__INSTRUCTIONS TO FOLLOW__:
Repeat the material exactly, every line of it.

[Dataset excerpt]
━━━
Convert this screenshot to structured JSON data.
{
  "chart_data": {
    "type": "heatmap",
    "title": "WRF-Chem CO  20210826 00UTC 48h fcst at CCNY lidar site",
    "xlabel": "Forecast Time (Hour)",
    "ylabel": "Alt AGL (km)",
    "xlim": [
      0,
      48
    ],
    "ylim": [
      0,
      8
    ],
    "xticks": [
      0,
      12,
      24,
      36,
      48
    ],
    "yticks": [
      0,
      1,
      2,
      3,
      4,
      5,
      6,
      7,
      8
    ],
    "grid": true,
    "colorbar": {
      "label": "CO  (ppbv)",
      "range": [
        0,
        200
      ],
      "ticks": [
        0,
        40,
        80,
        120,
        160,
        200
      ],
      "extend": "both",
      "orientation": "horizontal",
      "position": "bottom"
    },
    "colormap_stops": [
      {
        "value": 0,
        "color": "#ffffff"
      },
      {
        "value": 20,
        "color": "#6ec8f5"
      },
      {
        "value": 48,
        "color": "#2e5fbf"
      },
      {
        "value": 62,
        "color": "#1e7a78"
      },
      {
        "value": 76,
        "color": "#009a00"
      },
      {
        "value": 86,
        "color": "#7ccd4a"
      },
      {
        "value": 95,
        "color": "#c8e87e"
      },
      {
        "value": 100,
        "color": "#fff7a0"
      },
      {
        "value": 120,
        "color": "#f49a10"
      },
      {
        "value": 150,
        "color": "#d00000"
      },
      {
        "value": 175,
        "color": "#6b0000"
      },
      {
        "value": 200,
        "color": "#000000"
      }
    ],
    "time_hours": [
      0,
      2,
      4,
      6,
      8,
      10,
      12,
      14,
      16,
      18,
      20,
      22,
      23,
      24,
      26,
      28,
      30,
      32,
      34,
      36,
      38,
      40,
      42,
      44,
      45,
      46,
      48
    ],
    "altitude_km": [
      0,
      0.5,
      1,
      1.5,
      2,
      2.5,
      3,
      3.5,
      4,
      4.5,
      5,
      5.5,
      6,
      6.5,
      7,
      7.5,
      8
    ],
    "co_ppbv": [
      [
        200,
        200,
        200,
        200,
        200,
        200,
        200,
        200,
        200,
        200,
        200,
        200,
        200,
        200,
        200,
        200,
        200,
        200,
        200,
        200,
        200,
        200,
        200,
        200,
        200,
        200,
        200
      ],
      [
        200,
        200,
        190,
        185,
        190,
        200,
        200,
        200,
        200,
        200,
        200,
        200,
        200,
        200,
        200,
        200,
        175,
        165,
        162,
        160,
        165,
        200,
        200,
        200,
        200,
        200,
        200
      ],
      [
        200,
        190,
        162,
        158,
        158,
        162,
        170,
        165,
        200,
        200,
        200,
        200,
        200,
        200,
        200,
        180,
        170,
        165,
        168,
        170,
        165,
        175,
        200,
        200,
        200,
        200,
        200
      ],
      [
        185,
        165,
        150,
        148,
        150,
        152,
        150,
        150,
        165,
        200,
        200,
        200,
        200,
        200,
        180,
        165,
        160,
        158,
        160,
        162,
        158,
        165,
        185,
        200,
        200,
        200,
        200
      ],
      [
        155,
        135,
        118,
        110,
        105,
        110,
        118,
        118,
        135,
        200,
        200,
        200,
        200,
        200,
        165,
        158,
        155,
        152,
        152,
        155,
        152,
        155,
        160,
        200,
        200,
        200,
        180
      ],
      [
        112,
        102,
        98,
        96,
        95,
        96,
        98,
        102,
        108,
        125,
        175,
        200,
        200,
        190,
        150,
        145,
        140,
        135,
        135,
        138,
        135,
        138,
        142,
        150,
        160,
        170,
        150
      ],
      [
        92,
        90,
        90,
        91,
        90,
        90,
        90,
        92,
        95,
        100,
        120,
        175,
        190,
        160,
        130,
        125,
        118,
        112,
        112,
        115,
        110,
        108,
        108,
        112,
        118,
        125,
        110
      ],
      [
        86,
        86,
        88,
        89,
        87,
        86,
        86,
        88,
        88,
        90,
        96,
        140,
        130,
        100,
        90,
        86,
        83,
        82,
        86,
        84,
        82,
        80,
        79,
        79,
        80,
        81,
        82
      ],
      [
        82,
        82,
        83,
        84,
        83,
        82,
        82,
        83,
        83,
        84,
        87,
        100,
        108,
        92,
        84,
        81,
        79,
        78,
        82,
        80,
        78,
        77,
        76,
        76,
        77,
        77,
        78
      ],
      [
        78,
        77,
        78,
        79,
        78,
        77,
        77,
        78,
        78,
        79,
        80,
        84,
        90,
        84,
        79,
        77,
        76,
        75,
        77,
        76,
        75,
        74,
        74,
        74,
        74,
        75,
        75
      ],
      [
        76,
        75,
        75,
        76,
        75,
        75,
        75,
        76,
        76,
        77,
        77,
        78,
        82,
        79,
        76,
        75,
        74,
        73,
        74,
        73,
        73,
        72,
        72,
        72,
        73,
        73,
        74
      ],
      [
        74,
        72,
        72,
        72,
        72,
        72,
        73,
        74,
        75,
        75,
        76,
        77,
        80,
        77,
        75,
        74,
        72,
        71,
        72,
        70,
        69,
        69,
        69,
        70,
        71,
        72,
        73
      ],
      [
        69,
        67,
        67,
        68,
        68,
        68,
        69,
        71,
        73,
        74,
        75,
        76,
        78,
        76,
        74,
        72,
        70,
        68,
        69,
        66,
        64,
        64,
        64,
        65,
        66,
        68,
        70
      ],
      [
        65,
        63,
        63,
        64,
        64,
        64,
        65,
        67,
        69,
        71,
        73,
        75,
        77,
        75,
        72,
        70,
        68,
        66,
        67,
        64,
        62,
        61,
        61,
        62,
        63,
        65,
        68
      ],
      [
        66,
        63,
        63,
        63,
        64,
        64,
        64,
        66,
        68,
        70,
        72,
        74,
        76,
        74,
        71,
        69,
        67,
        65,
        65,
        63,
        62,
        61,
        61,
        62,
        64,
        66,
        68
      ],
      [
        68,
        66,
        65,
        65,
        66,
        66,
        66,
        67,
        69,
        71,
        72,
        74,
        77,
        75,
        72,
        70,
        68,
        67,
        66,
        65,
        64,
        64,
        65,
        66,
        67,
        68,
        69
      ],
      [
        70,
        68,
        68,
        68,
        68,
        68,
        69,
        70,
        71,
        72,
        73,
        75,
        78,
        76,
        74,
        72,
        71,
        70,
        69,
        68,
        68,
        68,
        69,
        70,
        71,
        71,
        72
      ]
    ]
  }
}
━━━
__THE SOLUTION__:
Convert this screenshot to structured JSON data.
{
  "chart_data": {
    "type": "heatmap",
    "title": "WRF-Chem CO  20210826 00UTC 48h fcst at CCNY lidar site",
    "xlabel": "Forecast Time (Hour)",
    "ylabel": "Alt AGL (km)",
    "xlim": [
      0,
      48
    ],
    "ylim": [
      0,
      8
    ],
    "xticks": [
      0,
      12,
      24,
      36,
      48
    ],
    "yticks": [
      0,
      1,
      2,
      3,
      4,
      5,
      6,
      7,
      8
    ],
    "grid": true,
    "colorbar": {
      "label": "CO  (ppbv)",
      "range": [
        0,
        200
      ],
      "ticks": [
        0,
        40,
        80,
        120,
        160,
        200
      ],
      "extend": "both",
      "orientation": "horizontal",
      "position": "bottom"
    },
    "colormap_stops": [
      {
        "value": 0,
        "color": "#ffffff"
      },
      {
        "value": 20,
        "color": "#6ec8f5"
      },
      {
        "value": 48,
        "color": "#2e5fbf"
      },
      {
        "value": 62,
        "color": "#1e7a78"
      },
      {
        "value": 76,
        "color": "#009a00"
      },
      {
        "value": 86,
        "color": "#7ccd4a"
      },
      {
        "value": 95,
        "color": "#c8e87e"
      },
      {
        "value": 100,
        "color": "#fff7a0"
      },
      {
        "value": 120,
        "color": "#f49a10"
      },
      {
        "value": 150,
        "color": "#d00000"
      },
      {
        "value": 175,
        "color": "#6b0000"
      },
      {
        "value": 200,
        "color": "#000000"
      }
    ],
    "time_hours": [
      0,
      2,
      4,
      6,
      8,
      10,
      12,
      14,
      16,
      18,
      20,
      22,
      23,
      24,
      26,
      28,
      30,
      32,
      34,
      36,
      38,
      40,
      42,
      44,
      45,
      46,
      48
    ],
    "altitude_km": [
      0,
      0.5,
      1,
      1.5,
      2,
      2.5,
      3,
      3.5,
      4,
      4.5,
      5,
      5.5,
      6,
      6.5,
      7,
      7.5,
      8
    ],
    "co_ppbv": [
      [
        200,
        200,
        200,
        200,
        200,
        200,
        200,
        200,
        200,
        200,
        200,
        200,
        200,
        200,
        200,
        200,
        200,
        200,
        200,
        200,
        200,
        200,
        200,
        200,
        200,
        200,
        200
      ],
      [
        200,
        200,
        190,
        185,
        190,
        200,
        200,
        200,
        200,
        200,
        200,
        200,
        200,
        200,
        200,
        200,
        175,
        165,
        162,
        160,
        165,
        200,
        200,
        200,
        200,
        200,
        200
      ],
      [
        200,
        190,
        162,
        158,
        158,
        162,
        170,
        165,
        200,
        200,
        200,
        200,
        200,
        200,
        200,
        180,
        170,
        165,
        168,
        170,
        165,
        175,
        200,
        200,
        200,
        200,
        200
      ],
      [
        185,
        165,
        150,
        148,
        150,
        152,
        150,
        150,
        165,
        200,
        200,
        200,
        200,
        200,
        180,
        165,
        160,
        158,
        160,
        162,
        158,
        165,
        185,
        200,
        200,
        200,
        200
      ],
      [
        155,
        135,
        118,
        110,
        105,
        110,
        118,
        118,
        135,
        200,
        200,
        200,
        200,
        200,
        165,
        158,
        155,
        152,
        152,
        155,
        152,
        155,
        160,
        200,
        200,
        200,
        180
      ],
      [
        112,
        102,
        98,
        96,
        95,
        96,
        98,
        102,
        108,
        125,
        175,
        200,
        200,
        190,
        150,
        145,
        140,
        135,
        135,
        138,
        135,
        138,
        142,
        150,
        160,
        170,
        150
      ],
      [
        92,
        90,
        90,
        91,
        90,
        90,
        90,
        92,
        95,
        100,
        120,
        175,
        190,
        160,
        130,
        125,
        118,
        112,
        112,
        115,
        110,
        108,
        108,
        112,
        118,
        125,
        110
      ],
      [
        86,
        86,
        88,
        89,
        87,
        86,
        86,
        88,
        88,
        90,
        96,
        140,
        130,
        100,
        90,
        86,
        83,
        82,
        86,
        84,
        82,
        80,
        79,
        79,
        80,
        81,
        82
      ],
      [
        82,
        82,
        83,
        84,
        83,
        82,
        82,
        83,
        83,
        84,
        87,
        100,
        108,
        92,
        84,
        81,
        79,
        78,
        82,
        80,
        78,
        77,
        76,
        76,
        77,
        77,
        78
      ],
      [
        78,
        77,
        78,
        79,
        78,
        77,
        77,
        78,
        78,
        79,
        80,
        84,
        90,
        84,
        79,
        77,
        76,
        75,
        77,
        76,
        75,
        74,
        74,
        74,
        74,
        75,
        75
      ],
      [
        76,
        75,
        75,
        76,
        75,
        75,
        75,
        76,
        76,
        77,
        77,
        78,
        82,
        79,
        76,
        75,
        74,
        73,
        74,
        73,
        73,
        72,
        72,
        72,
        73,
        73,
        74
      ],
      [
        74,
        72,
        72,
        72,
        72,
        72,
        73,
        74,
        75,
        75,
        76,
        77,
        80,
        77,
        75,
        74,
        72,
        71,
        72,
        70,
        69,
        69,
        69,
        70,
        71,
        72,
        73
      ],
      [
        69,
        67,
        67,
        68,
        68,
        68,
        69,
        71,
        73,
        74,
        75,
        76,
        78,
        76,
        74,
        72,
        70,
        68,
        69,
        66,
        64,
        64,
        64,
        65,
        66,
        68,
        70
      ],
      [
        65,
        63,
        63,
        64,
        64,
        64,
        65,
        67,
        69,
        71,
        73,
        75,
        77,
        75,
        72,
        70,
        68,
        66,
        67,
        64,
        62,
        61,
        61,
        62,
        63,
        65,
        68
      ],
      [
        66,
        63,
        63,
        63,
        64,
        64,
        64,
        66,
        68,
        70,
        72,
        74,
        76,
        74,
        71,
        69,
        67,
        65,
        65,
        63,
        62,
        61,
        61,
        62,
        64,
        66,
        68
      ],
      [
        68,
        66,
        65,
        65,
        66,
        66,
        66,
        67,
        69,
        71,
        72,
        74,
        77,
        75,
        72,
        70,
        68,
        67,
        66,
        65,
        64,
        64,
        65,
        66,
        67,
        68,
        69
      ],
      [
        70,
        68,
        68,
        68,
        68,
        68,
        69,
        70,
        71,
        72,
        73,
        75,
        78,
        76,
        74,
        72,
        71,
        70,
        69,
        68,
        68,
        68,
        69,
        70,
        71,
        71,
        72
      ]
    ]
  }
}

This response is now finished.